Count how many lines contain the word "segment". Respond with the number alone.

◇ ◇ ◇

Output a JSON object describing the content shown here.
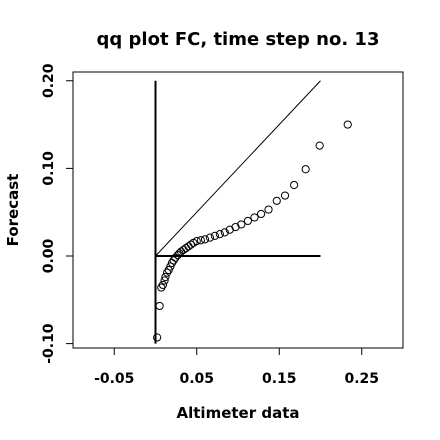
{
  "chart_data": {
    "type": "scatter",
    "title": "qq plot FC, time step no. 13",
    "xlabel": "Altimeter data",
    "ylabel": "Forecast",
    "xlim": [
      -0.1,
      0.3
    ],
    "ylim": [
      -0.105,
      0.21
    ],
    "xticks": [
      -0.05,
      0.05,
      0.15,
      0.25
    ],
    "xtick_labels": [
      "-0.05",
      "0.05",
      "0.15",
      "0.25"
    ],
    "yticks": [
      -0.1,
      0.0,
      0.1,
      0.2
    ],
    "ytick_labels": [
      "-0.10",
      "0.00",
      "0.10",
      "0.20"
    ],
    "grid": false,
    "legend": "none",
    "reference_lines": [
      {
        "name": "identity",
        "x": [
          0.0,
          0.2
        ],
        "y": [
          0.0,
          0.2
        ]
      },
      {
        "name": "x-axis-segment",
        "x": [
          0.0,
          0.2
        ],
        "y": [
          0.0,
          0.0
        ]
      },
      {
        "name": "y-axis-segment",
        "x": [
          0.0,
          0.0
        ],
        "y": [
          -0.1,
          0.2
        ]
      }
    ],
    "points": [
      [
        0.002,
        -0.093
      ],
      [
        0.005,
        -0.057
      ],
      [
        0.007,
        -0.036
      ],
      [
        0.009,
        -0.033
      ],
      [
        0.011,
        -0.028
      ],
      [
        0.012,
        -0.024
      ],
      [
        0.014,
        -0.019
      ],
      [
        0.016,
        -0.016
      ],
      [
        0.018,
        -0.012
      ],
      [
        0.02,
        -0.008
      ],
      [
        0.022,
        -0.005
      ],
      [
        0.024,
        -0.002
      ],
      [
        0.027,
        0.001
      ],
      [
        0.029,
        0.003
      ],
      [
        0.031,
        0.005
      ],
      [
        0.034,
        0.007
      ],
      [
        0.037,
        0.009
      ],
      [
        0.04,
        0.011
      ],
      [
        0.043,
        0.013
      ],
      [
        0.046,
        0.015
      ],
      [
        0.05,
        0.017
      ],
      [
        0.055,
        0.018
      ],
      [
        0.06,
        0.019
      ],
      [
        0.066,
        0.021
      ],
      [
        0.072,
        0.023
      ],
      [
        0.078,
        0.025
      ],
      [
        0.084,
        0.027
      ],
      [
        0.09,
        0.03
      ],
      [
        0.097,
        0.033
      ],
      [
        0.104,
        0.036
      ],
      [
        0.112,
        0.04
      ],
      [
        0.12,
        0.044
      ],
      [
        0.128,
        0.048
      ],
      [
        0.137,
        0.053
      ],
      [
        0.147,
        0.063
      ],
      [
        0.157,
        0.069
      ],
      [
        0.168,
        0.081
      ],
      [
        0.182,
        0.099
      ],
      [
        0.199,
        0.126
      ],
      [
        0.233,
        0.15
      ]
    ],
    "colors": {
      "marks": "#000000",
      "background": "#ffffff"
    }
  }
}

◇ ◇ ◇

Full response: 2